--- Short problem ---
Extract every line below, verbatim.

--- Data supplied ---
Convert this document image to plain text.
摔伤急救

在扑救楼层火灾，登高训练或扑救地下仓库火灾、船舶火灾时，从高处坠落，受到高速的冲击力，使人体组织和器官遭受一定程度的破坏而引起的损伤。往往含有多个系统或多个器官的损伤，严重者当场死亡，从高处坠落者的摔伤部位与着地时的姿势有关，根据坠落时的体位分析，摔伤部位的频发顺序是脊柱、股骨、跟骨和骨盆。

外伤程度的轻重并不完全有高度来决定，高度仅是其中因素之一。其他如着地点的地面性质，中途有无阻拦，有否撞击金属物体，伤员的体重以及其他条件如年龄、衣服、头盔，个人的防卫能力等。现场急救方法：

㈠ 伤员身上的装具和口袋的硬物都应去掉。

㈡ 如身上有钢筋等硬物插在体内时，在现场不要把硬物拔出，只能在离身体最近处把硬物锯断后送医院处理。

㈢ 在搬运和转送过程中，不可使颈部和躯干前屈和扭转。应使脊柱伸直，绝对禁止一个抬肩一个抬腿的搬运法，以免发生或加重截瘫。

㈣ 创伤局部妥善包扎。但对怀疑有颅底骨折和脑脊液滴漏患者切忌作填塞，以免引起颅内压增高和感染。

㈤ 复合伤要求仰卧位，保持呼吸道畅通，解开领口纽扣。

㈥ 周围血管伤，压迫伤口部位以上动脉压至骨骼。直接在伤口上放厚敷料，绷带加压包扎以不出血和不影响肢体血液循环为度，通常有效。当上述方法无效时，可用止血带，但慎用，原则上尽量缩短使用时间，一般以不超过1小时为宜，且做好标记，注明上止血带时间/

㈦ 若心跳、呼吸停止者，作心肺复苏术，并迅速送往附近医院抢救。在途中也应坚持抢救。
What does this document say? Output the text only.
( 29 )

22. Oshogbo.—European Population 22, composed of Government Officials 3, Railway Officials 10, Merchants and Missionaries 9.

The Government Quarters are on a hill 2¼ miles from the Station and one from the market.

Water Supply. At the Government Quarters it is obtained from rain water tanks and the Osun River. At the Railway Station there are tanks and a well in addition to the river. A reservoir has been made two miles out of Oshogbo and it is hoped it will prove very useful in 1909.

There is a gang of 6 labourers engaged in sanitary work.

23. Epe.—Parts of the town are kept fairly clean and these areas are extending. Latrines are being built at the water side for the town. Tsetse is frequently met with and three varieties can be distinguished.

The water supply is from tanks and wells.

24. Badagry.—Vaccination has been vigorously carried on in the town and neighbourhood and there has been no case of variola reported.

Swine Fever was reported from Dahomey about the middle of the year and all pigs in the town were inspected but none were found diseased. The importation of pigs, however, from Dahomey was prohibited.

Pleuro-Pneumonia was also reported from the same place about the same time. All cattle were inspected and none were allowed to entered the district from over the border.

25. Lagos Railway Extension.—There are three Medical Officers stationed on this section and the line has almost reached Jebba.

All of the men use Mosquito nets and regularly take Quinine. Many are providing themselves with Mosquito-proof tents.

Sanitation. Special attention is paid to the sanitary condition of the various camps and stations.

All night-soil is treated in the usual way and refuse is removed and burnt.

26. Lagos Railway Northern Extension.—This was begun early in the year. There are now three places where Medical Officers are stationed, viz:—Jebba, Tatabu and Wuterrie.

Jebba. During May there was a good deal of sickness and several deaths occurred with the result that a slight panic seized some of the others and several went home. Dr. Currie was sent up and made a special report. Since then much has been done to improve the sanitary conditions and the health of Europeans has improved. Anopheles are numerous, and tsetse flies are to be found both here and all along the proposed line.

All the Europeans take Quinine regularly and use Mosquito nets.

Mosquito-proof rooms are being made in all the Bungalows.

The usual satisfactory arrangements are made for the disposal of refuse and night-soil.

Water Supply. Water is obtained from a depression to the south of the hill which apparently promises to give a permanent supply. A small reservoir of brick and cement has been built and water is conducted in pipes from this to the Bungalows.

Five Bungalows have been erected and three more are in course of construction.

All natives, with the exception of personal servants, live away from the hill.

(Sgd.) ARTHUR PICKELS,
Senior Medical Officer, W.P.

--- The response ---
Convert this document image to plain text.
摔伤急救

在扑救楼层火灾，登高训练或扑救地下仓库火灾、船舶火灾时，从高处坠落，受到高速的冲击力，使人体组织和器官遭受一定程度的破坏而引起的损伤。往往含有多个系统或多个器官的损伤，严重者当场死亡，从高处坠落者的摔伤部位与着地时的姿势有关，根据坠落时的体位分析，摔伤部位的频发顺序是脊柱、股骨、跟骨和骨盆。

外伤程度的轻重并不完全有高度来决定，高度仅是其中因素之一。其他如着地点的地面性质，中途有无阻拦，有否撞击金属物体，伤员的体重以及其他条件如年龄、衣服、头盔，个人的防卫能力等。现场急救方法：

㈠ 伤员身上的装具和口袋的硬物都应去掉。

㈡ 如身上有钢筋等硬物插在体内时，在现场不要把硬物拔出，只能在离身体最近处把硬物锯断后送医院处理。

㈢ 在搬运和转送过程中，不可使颈部和躯干前屈和扭转。应使脊柱伸直，绝对禁止一个抬肩一个抬腿的搬运法，以免发生或加重截瘫。

㈣ 创伤局部妥善包扎。但对怀疑有颅底骨折和脑脊液滴漏患者切忌作填塞，以免引起颅内压增高和感染。

㈤ 复合伤要求仰卧位，保持呼吸道畅通，解开领口纽扣。

㈥ 周围血管伤，压迫伤口部位以上动脉压至骨骼。直接在伤口上放厚敷料，绷带加压包扎以不出血和不影响肢体血液循环为度，通常有效。当上述方法无效时，可用止血带，但慎用，原则上尽量缩短使用时间，一般以不超过1小时为宜，且做好标记，注明上止血带时间/

㈦ 若心跳、呼吸停止者，作心肺复苏术，并迅速送往附近医院抢救。在途中也应坚持抢救。
What does this document say? Output the text only.
( 29 )

22. Oshogbo.—European Population 22, composed of Government Officials 3, Railway Officials 10, Merchants and Missionaries 9.

The Government Quarters are on a hill 2¼ miles from the Station and one from the market.

Water Supply. At the Government Quarters it is obtained from rain water tanks and the Osun River. At the Railway Station there are tanks and a well in addition to the river. A reservoir has been made two miles out of Oshogbo and it is hoped it will prove very useful in 1909.

There is a gang of 6 labourers engaged in sanitary work.

23. Epe.—Parts of the town are kept fairly clean and these areas are extending. Latrines are being built at the water side for the town. Tsetse is frequently met with and three varieties can be distinguished.

The water supply is from tanks and wells.

24. Badagry.—Vaccination has been vigorously carried on in the town and neighbourhood and there has been no case of variola reported.

Swine Fever was reported from Dahomey about the middle of the year and all pigs in the town were inspected but none were found diseased. The importation of pigs, however, from Dahomey was prohibited.

Pleuro-Pneumonia was also reported from the same place about the same time. All cattle were inspected and none were allowed to entered the district from over the border.

25. Lagos Railway Extension.—There are three Medical Officers stationed on this section and the line has almost reached Jebba.

All of the men use Mosquito nets and regularly take Quinine. Many are providing themselves with Mosquito-proof tents.

Sanitation. Special attention is paid to the sanitary condition of the various camps and stations.

All night-soil is treated in the usual way and refuse is removed and burnt.

26. Lagos Railway Northern Extension.—This was begun early in the year. There are now three places where Medical Officers are stationed, viz:—Jebba, Tatabu and Wuterrie.

Jebba. During May there was a good deal of sickness and several deaths occurred with the result that a slight panic seized some of the others and several went home. Dr. Currie was sent up and made a special report. Since then much has been done to improve the sanitary conditions and the health of Europeans has improved. Anopheles are numerous, and tsetse flies are to be found both here and all along the proposed line.

All the Europeans take Quinine regularly and use Mosquito nets.

Mosquito-proof rooms are being made in all the Bungalows.

The usual satisfactory arrangements are made for the disposal of refuse and night-soil.

Water Supply. Water is obtained from a depression to the south of the hill which apparently promises to give a permanent supply. A small reservoir of brick and cement has been built and water is conducted in pipes from this to the Bungalows.

Five Bungalows have been erected and three more are in course of construction.

All natives, with the exception of personal servants, live away from the hill.

(Sgd.) ARTHUR PICKELS,
Senior Medical Officer, W.P.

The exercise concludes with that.